To do
Will you extract the entries word for word? Images should not appear in the copy.

──────── Records for this exercise

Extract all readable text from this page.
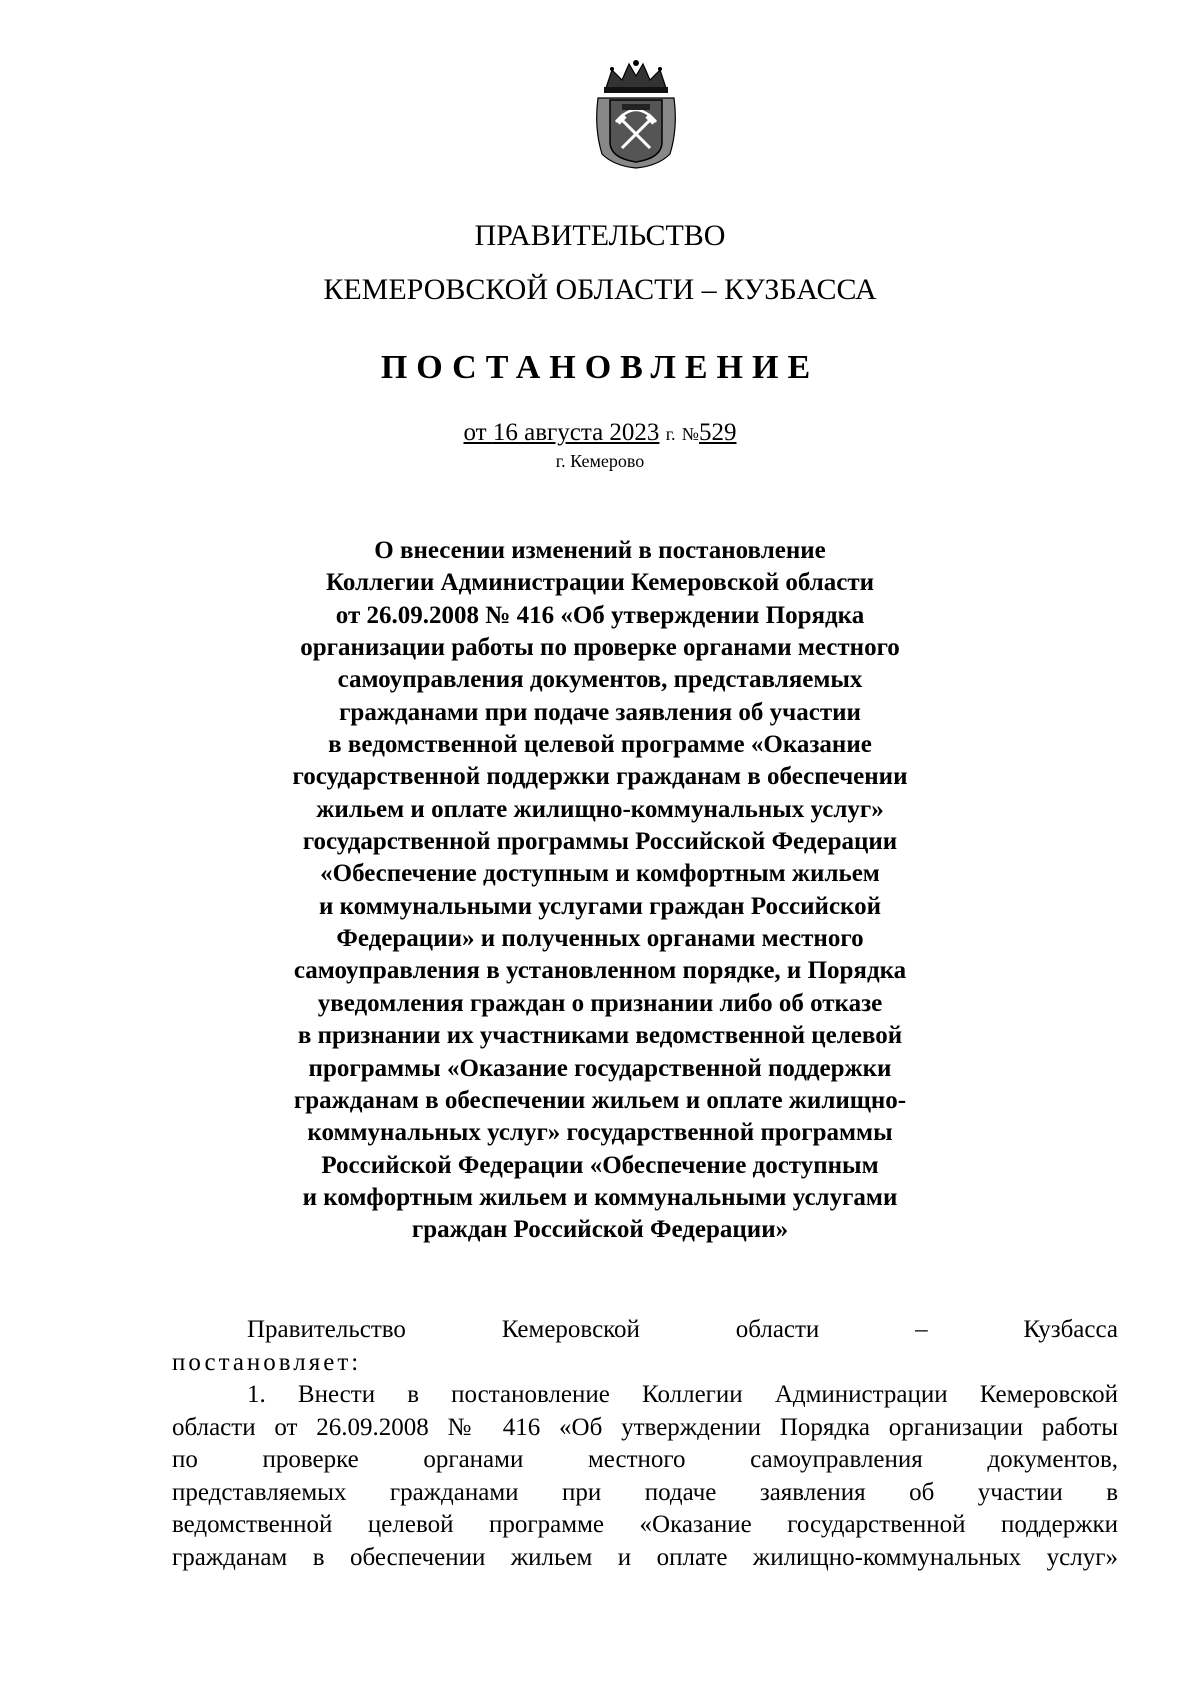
ПРАВИТЕЛЬСТВО
КЕМЕРОВСКОЙ ОБЛАСТИ – КУЗБАССА
ПОСТАНОВЛЕНИЕ
от 16 августа 2023 г. №529
г. Кемерово
О внесении изменений в постановление
Коллегии Администрации Кемеровской области
от 26.09.2008 № 416 «Об утверждении Порядка
организации работы по проверке органами местного
самоуправления документов, представляемых
гражданами при подаче заявления об участии
в ведомственной целевой программе «Оказание
государственной поддержки гражданам в обеспечении
жильем и оплате жилищно-коммунальных услуг»
государственной программы Российской Федерации
«Обеспечение доступным и комфортным жильем
и коммунальными услугами граждан Российской
Федерации» и полученных органами местного
самоуправления в установленном порядке, и Порядка
уведомления граждан о признании либо об отказе
в признании их участниками ведомственной целевой
программы «Оказание государственной поддержки
гражданам в обеспечении жильем и оплате жилищно-
коммунальных услуг» государственной программы
Российской Федерации «Обеспечение доступным
и комфортным жильем и коммунальными услугами
граждан Российской Федерации»
Правительство Кемеровской области – Кузбасса
постановляет:
1. Внести в постановление Коллегии Администрации Кемеровской
области от 26.09.2008 № 416 «Об утверждении Порядка организации работы
по проверке органами местного самоуправления документов,
представляемых гражданами при подаче заявления об участии в
ведомственной целевой программе «Оказание государственной поддержки
гражданам в обеспечении жильем и оплате жилищно-коммунальных услуг»
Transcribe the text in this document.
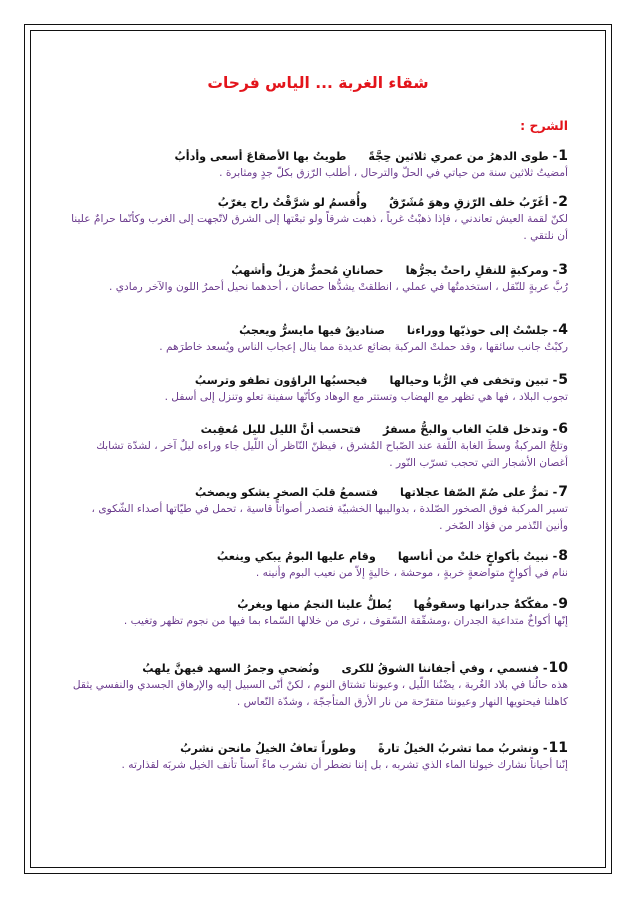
شقاء الغربة ... الياس فرحات
الشرح :
1
- طوى الدهرُ من عمري ثلاثين حِجَّةً
طويتُ بها الأصقاعَ أسعى وأدأبُ
أمضيتُ ثلاثين سنة من حياتي في الحلّ والترحال ، أطلب الرّزق بكلّ جدٍ ومثابرة .
2
- أغَرّبُ خلف الرّزقِ وهوَ مُشَرّقٌ
وأُقسمُ لو شرَّقْتُ راح يغرّبُ
لكنّ لقمة العيش تعاندني ، فإذا ذهبْتُ غرباً ، ذهبت شرقاً ولو تبعْتها إلى الشرق لاتّجهت إلى الغرب وكأنّما حرامٌ علينا أن نلتقي .
3
- ومركبةٍ للنقلِ راحتْ يجرُّها
حصانانِ مُحمرٌّ هزيلٌ وأشهبُ
رُبَّ عربةٍ للنّقل ، استخدمتُها في عملي ، انطلقتْ يشدُّها حصانان ، أحدهما نحيل أحمرُ اللون والآخر رمادي .
4
- جلسْتُ إلى حوذيّها ووراءنا
صناديقُ فيها مايسرُّ ويعجبُ
ركبْتُ جانب سائقها ، وقد حملتْ المركبة بضائع عديدة مما ينال إعجاب الناس ويُسعد خاطرَهم .
5
- تبين وتخفى في الرُّبا وحيالها
فيحسبُها الراؤون تطفو وترسبُ
تجوب البلاد ، فها هي تظهر مع الهضاب وتستتر مع الوهاد وكأنّها سفينة تعلو وتنزل إلى أسفل .
6
- وتدخل قلبَ الغاب والبحُّ مسفرٌ
فتحسب أنَّ الليل لليل مُعقِبث
وتلجُ المركبةُ وسطَ الغابة اللّفة عند الصّباح المُشرق ، فيظنّ النّاظر أن اللّيل جاء وراءه ليلٌ آخر ، لشدّة تشابك أغصان الأشجار التي تحجب تسرّب النّور .
7
- تمرُّ على صُمّ الصّفا عجلاتها
فتسمعُ قلبَ الصخرِ يشكو ويصخبُ
تسير المركبة فوق الصخور الصّلدة ، بدواليبها الخشبيّة فتصدر أصواتاً قاسية ، تحمل في طيّاتها أصداء الشّكوى ، وأنين التّذمر من فؤاد الصّخر .
8
- نبيتُ بأكواخٍ خلتْ من أناسها
وقام عليها البومُ يبكي وينعبُ
ننام في أكواخٍ متواضعةٍ خربةٍ ، موحشة ، خاليةٍ إلاّ من نعيب البوم وأنينه .
9
- مفكّكةٌ جدرانها وسقوفُها
يُطلُّ علينا النجمُ منها ويغربُ
إنّها أكواخٌ متداعية الجدران ،ومشقّقة السّقوف ، ترى من خلالها السّماء بما فيها من نجوم تظهر وتغيب .
10
- فنسمي ، وفي أجفاننا الشوقُ للكرى
ونُضحي وجمرُ السهد فيهنَّ يلهبُ
هذه حالُنا في بلاد الغُربة ، يضْنُنا اللّيل ، وعيوننا تشتاق النوم ، لكنْ أنّى السبيل إليه والإرهاق الجسدي والنفسي يثقل كاهلنا فيحتويها النهار وعيوننا متقرّحة من نار الأرق المتأججّة ، وشدّة النّعاس .
11
- ونشربُ مما تشربُ الخيلُ تارةً
وطوراً تعافُ الخيلُ مانحن نشربُ
إنّنا أحياناً نشارك خيولنا الماء الذي تشربه ، بل إننا نضطر أن نشرب ماءً آسناً تأنف الخيل شربَه لقذارته .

────────────────

Exercise output
Extract all readable text from this page.
ПРАВИТЕЛЬСТВО
КЕМЕРОВСКОЙ ОБЛАСТИ – КУЗБАССА
ПОСТАНОВЛЕНИЕ
от 16 августа 2023 г. №529
г. Кемерово
О внесении изменений в постановление
Коллегии Администрации Кемеровской области
от 26.09.2008 № 416 «Об утверждении Порядка
организации работы по проверке органами местного
самоуправления документов, представляемых
гражданами при подаче заявления об участии
в ведомственной целевой программе «Оказание
государственной поддержки гражданам в обеспечении
жильем и оплате жилищно-коммунальных услуг»
государственной программы Российской Федерации
«Обеспечение доступным и комфортным жильем
и коммунальными услугами граждан Российской
Федерации» и полученных органами местного
самоуправления в установленном порядке, и Порядка
уведомления граждан о признании либо об отказе
в признании их участниками ведомственной целевой
программы «Оказание государственной поддержки
гражданам в обеспечении жильем и оплате жилищно-
коммунальных услуг» государственной программы
Российской Федерации «Обеспечение доступным
и комфортным жильем и коммунальными услугами
граждан Российской Федерации»
Правительство Кемеровской области – Кузбасса
постановляет:
1. Внести в постановление Коллегии Администрации Кемеровской
области от 26.09.2008 № 416 «Об утверждении Порядка организации работы
по проверке органами местного самоуправления документов,
представляемых гражданами при подаче заявления об участии в
ведомственной целевой программе «Оказание государственной поддержки
гражданам в обеспечении жильем и оплате жилищно-коммунальных услуг»
Transcribe the text in this document.
شقاء الغربة ... الياس فرحات
الشرح :
1
- طوى الدهرُ من عمري ثلاثين حِجَّةً
طويتُ بها الأصقاعَ أسعى وأدأبُ
أمضيتُ ثلاثين سنة من حياتي في الحلّ والترحال ، أطلب الرّزق بكلّ جدٍ ومثابرة .
2
- أغَرّبُ خلف الرّزقِ وهوَ مُشَرّقٌ
وأُقسمُ لو شرَّقْتُ راح يغرّبُ
لكنّ لقمة العيش تعاندني ، فإذا ذهبْتُ غرباً ، ذهبت شرقاً ولو تبعْتها إلى الشرق لاتّجهت إلى الغرب وكأنّما حرامٌ علينا أن نلتقي .
3
- ومركبةٍ للنقلِ راحتْ يجرُّها
حصانانِ مُحمرٌّ هزيلٌ وأشهبُ
رُبَّ عربةٍ للنّقل ، استخدمتُها في عملي ، انطلقتْ يشدُّها حصانان ، أحدهما نحيل أحمرُ اللون والآخر رمادي .
4
- جلسْتُ إلى حوذيّها ووراءنا
صناديقُ فيها مايسرُّ ويعجبُ
ركبْتُ جانب سائقها ، وقد حملتْ المركبة بضائع عديدة مما ينال إعجاب الناس ويُسعد خاطرَهم .
5
- تبين وتخفى في الرُّبا وحيالها
فيحسبُها الراؤون تطفو وترسبُ
تجوب البلاد ، فها هي تظهر مع الهضاب وتستتر مع الوهاد وكأنّها سفينة تعلو وتنزل إلى أسفل .
6
- وتدخل قلبَ الغاب والبحُّ مسفرٌ
فتحسب أنَّ الليل لليل مُعقِبث
وتلجُ المركبةُ وسطَ الغابة اللّفة عند الصّباح المُشرق ، فيظنّ النّاظر أن اللّيل جاء وراءه ليلٌ آخر ، لشدّة تشابك أغصان الأشجار التي تحجب تسرّب النّور .
7
- تمرُّ على صُمّ الصّفا عجلاتها
فتسمعُ قلبَ الصخرِ يشكو ويصخبُ
تسير المركبة فوق الصخور الصّلدة ، بدواليبها الخشبيّة فتصدر أصواتاً قاسية ، تحمل في طيّاتها أصداء الشّكوى ، وأنين التّذمر من فؤاد الصّخر .
8
- نبيتُ بأكواخٍ خلتْ من أناسها
وقام عليها البومُ يبكي وينعبُ
ننام في أكواخٍ متواضعةٍ خربةٍ ، موحشة ، خاليةٍ إلاّ من نعيب البوم وأنينه .
9
- مفكّكةٌ جدرانها وسقوفُها
يُطلُّ علينا النجمُ منها ويغربُ
إنّها أكواخٌ متداعية الجدران ،ومشقّقة السّقوف ، ترى من خلالها السّماء بما فيها من نجوم تظهر وتغيب .
10
- فنسمي ، وفي أجفاننا الشوقُ للكرى
ونُضحي وجمرُ السهد فيهنَّ يلهبُ
هذه حالُنا في بلاد الغُربة ، يضْنُنا اللّيل ، وعيوننا تشتاق النوم ، لكنْ أنّى السبيل إليه والإرهاق الجسدي والنفسي يثقل كاهلنا فيحتويها النهار وعيوننا متقرّحة من نار الأرق المتأججّة ، وشدّة النّعاس .
11
- ونشربُ مما تشربُ الخيلُ تارةً
وطوراً تعافُ الخيلُ مانحن نشربُ
إنّنا أحياناً نشارك خيولنا الماء الذي تشربه ، بل إننا نضطر أن نشرب ماءً آسناً تأنف الخيل شربَه لقذارته .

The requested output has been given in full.